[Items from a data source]
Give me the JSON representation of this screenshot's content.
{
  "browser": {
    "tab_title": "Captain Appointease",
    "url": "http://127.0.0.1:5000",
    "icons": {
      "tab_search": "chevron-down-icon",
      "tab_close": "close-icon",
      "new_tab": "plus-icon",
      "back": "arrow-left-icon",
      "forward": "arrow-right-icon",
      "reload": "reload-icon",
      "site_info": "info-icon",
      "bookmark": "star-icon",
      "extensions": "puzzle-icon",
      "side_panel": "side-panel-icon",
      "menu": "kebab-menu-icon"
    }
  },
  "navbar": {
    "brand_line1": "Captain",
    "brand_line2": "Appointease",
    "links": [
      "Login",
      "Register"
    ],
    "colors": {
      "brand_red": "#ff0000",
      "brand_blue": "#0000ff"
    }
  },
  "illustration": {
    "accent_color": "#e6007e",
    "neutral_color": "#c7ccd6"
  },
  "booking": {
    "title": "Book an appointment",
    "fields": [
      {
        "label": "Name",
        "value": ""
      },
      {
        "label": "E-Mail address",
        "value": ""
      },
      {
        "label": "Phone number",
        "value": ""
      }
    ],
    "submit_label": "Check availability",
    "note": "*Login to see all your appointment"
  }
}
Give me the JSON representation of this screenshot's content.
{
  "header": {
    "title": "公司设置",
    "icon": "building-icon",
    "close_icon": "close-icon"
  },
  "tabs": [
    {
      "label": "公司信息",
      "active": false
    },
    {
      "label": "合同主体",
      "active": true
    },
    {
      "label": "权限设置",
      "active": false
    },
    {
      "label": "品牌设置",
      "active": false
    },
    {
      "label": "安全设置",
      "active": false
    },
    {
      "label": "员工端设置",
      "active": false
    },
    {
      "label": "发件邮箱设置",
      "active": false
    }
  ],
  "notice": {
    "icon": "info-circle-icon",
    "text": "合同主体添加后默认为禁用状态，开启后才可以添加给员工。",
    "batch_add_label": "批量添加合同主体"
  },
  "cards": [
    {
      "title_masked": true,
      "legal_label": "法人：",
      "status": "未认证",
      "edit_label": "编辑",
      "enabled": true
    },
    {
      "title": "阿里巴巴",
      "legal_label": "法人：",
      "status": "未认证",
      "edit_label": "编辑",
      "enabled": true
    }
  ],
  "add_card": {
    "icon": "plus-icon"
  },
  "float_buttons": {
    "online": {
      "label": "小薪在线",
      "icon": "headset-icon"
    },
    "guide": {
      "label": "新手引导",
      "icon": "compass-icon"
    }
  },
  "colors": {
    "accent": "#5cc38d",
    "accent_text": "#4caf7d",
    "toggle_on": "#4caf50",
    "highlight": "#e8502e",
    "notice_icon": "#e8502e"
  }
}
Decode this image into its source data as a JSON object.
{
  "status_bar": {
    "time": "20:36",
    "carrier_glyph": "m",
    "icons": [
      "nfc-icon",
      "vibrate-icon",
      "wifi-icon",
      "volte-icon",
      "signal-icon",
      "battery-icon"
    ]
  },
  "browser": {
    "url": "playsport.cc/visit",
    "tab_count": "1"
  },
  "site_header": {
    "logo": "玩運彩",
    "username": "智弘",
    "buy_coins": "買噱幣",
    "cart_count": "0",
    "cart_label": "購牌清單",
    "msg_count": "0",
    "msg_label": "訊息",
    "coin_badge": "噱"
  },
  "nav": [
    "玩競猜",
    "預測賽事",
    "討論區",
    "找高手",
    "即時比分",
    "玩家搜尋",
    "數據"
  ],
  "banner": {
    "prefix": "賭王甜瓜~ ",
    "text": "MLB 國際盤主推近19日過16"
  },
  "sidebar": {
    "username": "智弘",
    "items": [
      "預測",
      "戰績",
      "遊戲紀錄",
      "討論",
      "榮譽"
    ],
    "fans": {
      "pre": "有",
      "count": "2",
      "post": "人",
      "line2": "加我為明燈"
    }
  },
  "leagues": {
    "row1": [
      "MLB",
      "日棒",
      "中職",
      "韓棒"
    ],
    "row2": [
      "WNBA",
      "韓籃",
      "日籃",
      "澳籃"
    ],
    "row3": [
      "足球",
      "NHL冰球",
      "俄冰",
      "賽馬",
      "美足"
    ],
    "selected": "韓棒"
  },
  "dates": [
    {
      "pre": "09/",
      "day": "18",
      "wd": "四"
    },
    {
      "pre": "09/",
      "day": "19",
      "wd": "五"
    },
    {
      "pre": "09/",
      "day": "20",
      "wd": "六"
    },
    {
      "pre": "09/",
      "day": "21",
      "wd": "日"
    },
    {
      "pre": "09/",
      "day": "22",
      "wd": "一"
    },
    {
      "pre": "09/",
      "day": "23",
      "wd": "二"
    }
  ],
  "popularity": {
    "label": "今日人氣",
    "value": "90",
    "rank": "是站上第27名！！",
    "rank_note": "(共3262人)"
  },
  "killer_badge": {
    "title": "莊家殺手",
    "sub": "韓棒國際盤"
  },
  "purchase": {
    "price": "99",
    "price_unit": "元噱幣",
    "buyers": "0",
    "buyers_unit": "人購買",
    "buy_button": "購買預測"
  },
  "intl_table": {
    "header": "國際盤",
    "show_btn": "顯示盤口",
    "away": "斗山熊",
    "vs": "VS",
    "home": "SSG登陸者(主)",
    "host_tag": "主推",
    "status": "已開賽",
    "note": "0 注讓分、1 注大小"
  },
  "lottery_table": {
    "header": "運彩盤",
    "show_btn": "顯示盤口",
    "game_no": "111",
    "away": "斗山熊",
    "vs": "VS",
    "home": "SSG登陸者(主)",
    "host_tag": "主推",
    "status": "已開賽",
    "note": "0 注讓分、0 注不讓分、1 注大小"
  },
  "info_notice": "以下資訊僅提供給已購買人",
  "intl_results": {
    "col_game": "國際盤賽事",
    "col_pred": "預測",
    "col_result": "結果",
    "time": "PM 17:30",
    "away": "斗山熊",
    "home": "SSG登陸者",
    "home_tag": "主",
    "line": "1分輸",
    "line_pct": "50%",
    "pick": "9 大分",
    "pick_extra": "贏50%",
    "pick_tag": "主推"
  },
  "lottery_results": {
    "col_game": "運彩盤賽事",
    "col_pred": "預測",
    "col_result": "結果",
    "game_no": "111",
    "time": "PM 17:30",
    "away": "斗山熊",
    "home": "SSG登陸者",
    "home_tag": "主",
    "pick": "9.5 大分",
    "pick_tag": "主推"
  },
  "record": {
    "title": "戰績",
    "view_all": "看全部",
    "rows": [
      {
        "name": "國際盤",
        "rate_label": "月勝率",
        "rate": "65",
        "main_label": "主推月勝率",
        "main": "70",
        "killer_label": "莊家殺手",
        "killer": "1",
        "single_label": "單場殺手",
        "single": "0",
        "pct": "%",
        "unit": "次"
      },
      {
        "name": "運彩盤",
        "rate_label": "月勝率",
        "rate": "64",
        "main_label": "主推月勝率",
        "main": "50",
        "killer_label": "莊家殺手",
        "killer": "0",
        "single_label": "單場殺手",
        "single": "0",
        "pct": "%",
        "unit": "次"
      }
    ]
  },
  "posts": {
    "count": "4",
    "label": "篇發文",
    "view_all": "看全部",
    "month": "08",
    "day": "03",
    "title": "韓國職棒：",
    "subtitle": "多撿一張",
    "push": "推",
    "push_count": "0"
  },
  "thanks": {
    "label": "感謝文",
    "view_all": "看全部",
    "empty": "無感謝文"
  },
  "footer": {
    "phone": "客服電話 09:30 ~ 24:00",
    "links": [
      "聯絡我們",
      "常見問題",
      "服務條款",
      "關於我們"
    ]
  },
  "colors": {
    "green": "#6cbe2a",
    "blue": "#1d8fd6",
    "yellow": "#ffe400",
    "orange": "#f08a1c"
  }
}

GIVEN EXERCISE:
Copy out each record exactly as given, omitting none.

RESULT OF THE TASK:
Give me the JSON representation of this screenshot's content.
{
  "browser": {
    "tab_title": "Captain Appointease",
    "url": "http://127.0.0.1:5000",
    "icons": {
      "tab_search": "chevron-down-icon",
      "tab_close": "close-icon",
      "new_tab": "plus-icon",
      "back": "arrow-left-icon",
      "forward": "arrow-right-icon",
      "reload": "reload-icon",
      "site_info": "info-icon",
      "bookmark": "star-icon",
      "extensions": "puzzle-icon",
      "side_panel": "side-panel-icon",
      "menu": "kebab-menu-icon"
    }
  },
  "navbar": {
    "brand_line1": "Captain",
    "brand_line2": "Appointease",
    "links": [
      "Login",
      "Register"
    ],
    "colors": {
      "brand_red": "#ff0000",
      "brand_blue": "#0000ff"
    }
  },
  "illustration": {
    "accent_color": "#e6007e",
    "neutral_color": "#c7ccd6"
  },
  "booking": {
    "title": "Book an appointment",
    "fields": [
      {
        "label": "Name",
        "value": ""
      },
      {
        "label": "E-Mail address",
        "value": ""
      },
      {
        "label": "Phone number",
        "value": ""
      }
    ],
    "submit_label": "Check availability",
    "note": "*Login to see all your appointment"
  }
}
Give me the JSON representation of this screenshot's content.
{
  "header": {
    "title": "公司设置",
    "icon": "building-icon",
    "close_icon": "close-icon"
  },
  "tabs": [
    {
      "label": "公司信息",
      "active": false
    },
    {
      "label": "合同主体",
      "active": true
    },
    {
      "label": "权限设置",
      "active": false
    },
    {
      "label": "品牌设置",
      "active": false
    },
    {
      "label": "安全设置",
      "active": false
    },
    {
      "label": "员工端设置",
      "active": false
    },
    {
      "label": "发件邮箱设置",
      "active": false
    }
  ],
  "notice": {
    "icon": "info-circle-icon",
    "text": "合同主体添加后默认为禁用状态，开启后才可以添加给员工。",
    "batch_add_label": "批量添加合同主体"
  },
  "cards": [
    {
      "title_masked": true,
      "legal_label": "法人：",
      "status": "未认证",
      "edit_label": "编辑",
      "enabled": true
    },
    {
      "title": "阿里巴巴",
      "legal_label": "法人：",
      "status": "未认证",
      "edit_label": "编辑",
      "enabled": true
    }
  ],
  "add_card": {
    "icon": "plus-icon"
  },
  "float_buttons": {
    "online": {
      "label": "小薪在线",
      "icon": "headset-icon"
    },
    "guide": {
      "label": "新手引导",
      "icon": "compass-icon"
    }
  },
  "colors": {
    "accent": "#5cc38d",
    "accent_text": "#4caf7d",
    "toggle_on": "#4caf50",
    "highlight": "#e8502e",
    "notice_icon": "#e8502e"
  }
}
Decode this image into its source data as a JSON object.
{
  "status_bar": {
    "time": "20:36",
    "carrier_glyph": "m",
    "icons": [
      "nfc-icon",
      "vibrate-icon",
      "wifi-icon",
      "volte-icon",
      "signal-icon",
      "battery-icon"
    ]
  },
  "browser": {
    "url": "playsport.cc/visit",
    "tab_count": "1"
  },
  "site_header": {
    "logo": "玩運彩",
    "username": "智弘",
    "buy_coins": "買噱幣",
    "cart_count": "0",
    "cart_label": "購牌清單",
    "msg_count": "0",
    "msg_label": "訊息",
    "coin_badge": "噱"
  },
  "nav": [
    "玩競猜",
    "預測賽事",
    "討論區",
    "找高手",
    "即時比分",
    "玩家搜尋",
    "數據"
  ],
  "banner": {
    "prefix": "賭王甜瓜~ ",
    "text": "MLB 國際盤主推近19日過16"
  },
  "sidebar": {
    "username": "智弘",
    "items": [
      "預測",
      "戰績",
      "遊戲紀錄",
      "討論",
      "榮譽"
    ],
    "fans": {
      "pre": "有",
      "count": "2",
      "post": "人",
      "line2": "加我為明燈"
    }
  },
  "leagues": {
    "row1": [
      "MLB",
      "日棒",
      "中職",
      "韓棒"
    ],
    "row2": [
      "WNBA",
      "韓籃",
      "日籃",
      "澳籃"
    ],
    "row3": [
      "足球",
      "NHL冰球",
      "俄冰",
      "賽馬",
      "美足"
    ],
    "selected": "韓棒"
  },
  "dates": [
    {
      "pre": "09/",
      "day": "18",
      "wd": "四"
    },
    {
      "pre": "09/",
      "day": "19",
      "wd": "五"
    },
    {
      "pre": "09/",
      "day": "20",
      "wd": "六"
    },
    {
      "pre": "09/",
      "day": "21",
      "wd": "日"
    },
    {
      "pre": "09/",
      "day": "22",
      "wd": "一"
    },
    {
      "pre": "09/",
      "day": "23",
      "wd": "二"
    }
  ],
  "popularity": {
    "label": "今日人氣",
    "value": "90",
    "rank": "是站上第27名！！",
    "rank_note": "(共3262人)"
  },
  "killer_badge": {
    "title": "莊家殺手",
    "sub": "韓棒國際盤"
  },
  "purchase": {
    "price": "99",
    "price_unit": "元噱幣",
    "buyers": "0",
    "buyers_unit": "人購買",
    "buy_button": "購買預測"
  },
  "intl_table": {
    "header": "國際盤",
    "show_btn": "顯示盤口",
    "away": "斗山熊",
    "vs": "VS",
    "home": "SSG登陸者(主)",
    "host_tag": "主推",
    "status": "已開賽",
    "note": "0 注讓分、1 注大小"
  },
  "lottery_table": {
    "header": "運彩盤",
    "show_btn": "顯示盤口",
    "game_no": "111",
    "away": "斗山熊",
    "vs": "VS",
    "home": "SSG登陸者(主)",
    "host_tag": "主推",
    "status": "已開賽",
    "note": "0 注讓分、0 注不讓分、1 注大小"
  },
  "info_notice": "以下資訊僅提供給已購買人",
  "intl_results": {
    "col_game": "國際盤賽事",
    "col_pred": "預測",
    "col_result": "結果",
    "time": "PM 17:30",
    "away": "斗山熊",
    "home": "SSG登陸者",
    "home_tag": "主",
    "line": "1分輸",
    "line_pct": "50%",
    "pick": "9 大分",
    "pick_extra": "贏50%",
    "pick_tag": "主推"
  },
  "lottery_results": {
    "col_game": "運彩盤賽事",
    "col_pred": "預測",
    "col_result": "結果",
    "game_no": "111",
    "time": "PM 17:30",
    "away": "斗山熊",
    "home": "SSG登陸者",
    "home_tag": "主",
    "pick": "9.5 大分",
    "pick_tag": "主推"
  },
  "record": {
    "title": "戰績",
    "view_all": "看全部",
    "rows": [
      {
        "name": "國際盤",
        "rate_label": "月勝率",
        "rate": "65",
        "main_label": "主推月勝率",
        "main": "70",
        "killer_label": "莊家殺手",
        "killer": "1",
        "single_label": "單場殺手",
        "single": "0",
        "pct": "%",
        "unit": "次"
      },
      {
        "name": "運彩盤",
        "rate_label": "月勝率",
        "rate": "64",
        "main_label": "主推月勝率",
        "main": "50",
        "killer_label": "莊家殺手",
        "killer": "0",
        "single_label": "單場殺手",
        "single": "0",
        "pct": "%",
        "unit": "次"
      }
    ]
  },
  "posts": {
    "count": "4",
    "label": "篇發文",
    "view_all": "看全部",
    "month": "08",
    "day": "03",
    "title": "韓國職棒：",
    "subtitle": "多撿一張",
    "push": "推",
    "push_count": "0"
  },
  "thanks": {
    "label": "感謝文",
    "view_all": "看全部",
    "empty": "無感謝文"
  },
  "footer": {
    "phone": "客服電話 09:30 ~ 24:00",
    "links": [
      "聯絡我們",
      "常見問題",
      "服務條款",
      "關於我們"
    ]
  },
  "colors": {
    "green": "#6cbe2a",
    "blue": "#1d8fd6",
    "yellow": "#ffe400",
    "orange": "#f08a1c"
  }
}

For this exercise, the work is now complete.